#### [Brano]
· · · · · · ·
Altro aspetto fondamentale riguarda la cura della sfera psicologica del paziente, sempre più parte integrante e indispensabile del percorso terapeutico. Ad oggi, però, il sostegno psicologico ai pazienti oncoematologici rappresenta una realtà frammentata in Italia. In alcuni Centri è presente un servizio strutturato di psicologia clinica ed uno psiconcologo dedicato, mentre in altre strutture questo aspetto è demandato alle Associazioni di pazienti che non riescono a soddisfare la richiesta, data la sua entità. “Da indagini condotte da FAVO circa il percorso di cura dei pazienti è emerso fortemente il fattore dell’ansia, mentre in un’altra indagine relativa al benessere – afferma Davide Petruzzelli, Coordinatore F.A.V.O. Neoplasie Ematologiche e Presidente di ‘La Lampada di Aladino’ Onlus – il 64% degli intervistati ha dichiarato di non aver ricevuto alcuna proposta di assistenza psicologica, e coloro che ne avevano usufruito hanno dichiarato di averne tratto grandi benefici”. La diagnosi oncoematologica rappresenta un evento estremamente stressante per paziente e caregiver ed è spesso seguita da un periodo di instabilità emotiva, caratterizzato da un aumento dello stato ansioso, depressivo e da una diminuzione delle attività quotidiane.
· · · · · · ·
#### [Esercizi da svolgere]
(1) Rispondi a queste domande sul brano dedicato al sostegno psicologico:
(a) Che cosa è presente in alcuni Centri?
(b) Quale percentuale degli intervistati ha dichiarato di non aver ricevuto alcuna proposta di assistenza psicologica?
(c) Da che cosa è spesso seguita la diagnosi oncoematologica?
(2) Scrivi il seguito del brano sul sostegno psicologico ai pazienti oncoematologici, partendo dopo la sua ultima frase.

#### [Estratti dell'elenco]
· · · · · · ·
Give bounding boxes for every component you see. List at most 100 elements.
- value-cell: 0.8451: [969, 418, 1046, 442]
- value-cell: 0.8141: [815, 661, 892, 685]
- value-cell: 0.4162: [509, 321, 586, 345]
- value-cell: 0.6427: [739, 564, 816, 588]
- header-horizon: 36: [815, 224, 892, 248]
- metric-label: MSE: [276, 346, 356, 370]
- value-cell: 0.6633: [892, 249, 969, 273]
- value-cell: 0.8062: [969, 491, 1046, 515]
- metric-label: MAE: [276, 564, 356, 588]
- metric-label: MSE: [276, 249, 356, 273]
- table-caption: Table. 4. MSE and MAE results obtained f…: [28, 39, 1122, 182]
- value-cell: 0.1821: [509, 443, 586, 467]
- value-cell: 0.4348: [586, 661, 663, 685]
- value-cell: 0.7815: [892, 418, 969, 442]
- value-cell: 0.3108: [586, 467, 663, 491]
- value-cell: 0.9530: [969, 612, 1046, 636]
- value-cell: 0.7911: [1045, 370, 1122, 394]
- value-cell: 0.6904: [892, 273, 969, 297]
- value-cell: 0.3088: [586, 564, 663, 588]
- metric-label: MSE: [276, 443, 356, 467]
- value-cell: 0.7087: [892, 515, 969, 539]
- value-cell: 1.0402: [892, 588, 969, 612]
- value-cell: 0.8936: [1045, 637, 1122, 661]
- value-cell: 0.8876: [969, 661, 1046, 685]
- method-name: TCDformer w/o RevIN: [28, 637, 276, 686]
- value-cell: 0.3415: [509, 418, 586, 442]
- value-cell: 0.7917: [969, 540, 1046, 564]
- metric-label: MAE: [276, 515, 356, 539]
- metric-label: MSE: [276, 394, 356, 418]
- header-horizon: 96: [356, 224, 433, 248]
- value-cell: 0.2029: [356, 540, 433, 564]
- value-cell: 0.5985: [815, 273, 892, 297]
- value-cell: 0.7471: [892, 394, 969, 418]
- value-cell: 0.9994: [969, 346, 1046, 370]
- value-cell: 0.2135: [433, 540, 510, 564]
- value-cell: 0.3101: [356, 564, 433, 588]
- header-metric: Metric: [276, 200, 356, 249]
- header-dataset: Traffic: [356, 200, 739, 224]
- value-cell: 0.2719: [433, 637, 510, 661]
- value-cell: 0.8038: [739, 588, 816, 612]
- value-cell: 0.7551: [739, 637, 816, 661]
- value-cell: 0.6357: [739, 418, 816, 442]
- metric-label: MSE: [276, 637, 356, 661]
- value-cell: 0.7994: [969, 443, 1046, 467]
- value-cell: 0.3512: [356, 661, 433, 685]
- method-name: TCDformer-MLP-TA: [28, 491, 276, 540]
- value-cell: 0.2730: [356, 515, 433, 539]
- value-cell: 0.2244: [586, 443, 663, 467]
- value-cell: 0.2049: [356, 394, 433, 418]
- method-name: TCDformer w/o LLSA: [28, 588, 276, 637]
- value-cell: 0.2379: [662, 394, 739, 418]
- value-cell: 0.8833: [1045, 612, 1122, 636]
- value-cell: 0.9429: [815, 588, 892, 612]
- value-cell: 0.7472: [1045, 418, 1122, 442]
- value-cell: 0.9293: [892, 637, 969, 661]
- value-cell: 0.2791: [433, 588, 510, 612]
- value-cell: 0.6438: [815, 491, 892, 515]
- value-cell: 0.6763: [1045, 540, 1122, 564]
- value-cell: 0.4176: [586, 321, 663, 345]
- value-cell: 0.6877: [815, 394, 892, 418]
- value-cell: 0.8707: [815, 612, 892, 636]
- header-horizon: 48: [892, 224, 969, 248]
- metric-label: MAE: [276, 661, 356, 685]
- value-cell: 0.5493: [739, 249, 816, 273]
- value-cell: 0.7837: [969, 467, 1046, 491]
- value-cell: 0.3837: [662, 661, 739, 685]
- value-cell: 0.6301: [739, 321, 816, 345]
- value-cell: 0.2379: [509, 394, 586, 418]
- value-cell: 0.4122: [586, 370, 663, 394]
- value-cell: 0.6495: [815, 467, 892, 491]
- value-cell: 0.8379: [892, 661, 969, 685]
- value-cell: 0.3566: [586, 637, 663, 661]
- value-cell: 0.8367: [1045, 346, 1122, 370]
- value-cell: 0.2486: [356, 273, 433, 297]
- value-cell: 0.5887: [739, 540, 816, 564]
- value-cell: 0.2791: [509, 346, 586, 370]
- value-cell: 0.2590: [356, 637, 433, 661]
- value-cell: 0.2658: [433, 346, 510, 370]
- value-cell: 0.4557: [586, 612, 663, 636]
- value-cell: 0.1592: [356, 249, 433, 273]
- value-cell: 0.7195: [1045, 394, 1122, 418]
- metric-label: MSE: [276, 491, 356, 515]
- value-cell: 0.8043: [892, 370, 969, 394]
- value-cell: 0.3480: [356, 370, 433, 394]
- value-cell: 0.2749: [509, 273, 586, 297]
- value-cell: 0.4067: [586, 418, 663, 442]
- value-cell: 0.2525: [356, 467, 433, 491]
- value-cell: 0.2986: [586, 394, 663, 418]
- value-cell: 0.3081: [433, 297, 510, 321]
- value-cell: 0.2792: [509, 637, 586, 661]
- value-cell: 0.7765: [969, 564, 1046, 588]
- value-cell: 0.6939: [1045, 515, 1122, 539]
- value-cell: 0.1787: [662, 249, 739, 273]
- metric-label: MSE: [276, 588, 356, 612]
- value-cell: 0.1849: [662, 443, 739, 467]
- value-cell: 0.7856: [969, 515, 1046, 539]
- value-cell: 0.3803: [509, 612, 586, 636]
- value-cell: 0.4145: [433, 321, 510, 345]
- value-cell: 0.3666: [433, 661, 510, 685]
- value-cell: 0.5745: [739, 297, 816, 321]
· · · · · · ·
#### [Risposte scritte]
(1)
(a) Un servizio strutturato di psicologia clinica e uno psiconcologo dedicato.
(b) Il 64%.
(c) Da un periodo di instabilità emotiva, caratterizzato da un aumento dello stato ansioso e depressivo e da una diminuzione delle attività quotidiane.

(2)
La presenza dello psicologo nel team di cura al fianco del paziente e dei familiari è quindi indispensabile, come affermano gli stessi clinici che durante la pandemia si sono dovuti confrontare ancor più con l’aspetto comunicativo verso i pazienti che, mai come in questo periodo storico, hanno dovuto affrontare la malattia in completa solitudine. È auspicabile a tal proposito stabilire un dialogo con le Istituzioni che, come spiega la senatrice Paola Boldrini, Vicepresidente della 12ª Commissione permanente (Igiene e sanità) del Senato, “stanno lavorando per valorizzare la figura dello psicologo, tenendo anche in considerazione le sensibilità dei professionisti e dei caregivers”. È fondamentale, infatti, che nei tavoli istituzionali si inizi a parlare concretamente del ruolo dei caregivers, figure indispensabili nella vita dei pazienti che possono rappresentare punti di contatto preziosi con cui collaborare per aumentare l’efficienza dei percorsi di cura e di presa in carico dei pazienti oncoematologici.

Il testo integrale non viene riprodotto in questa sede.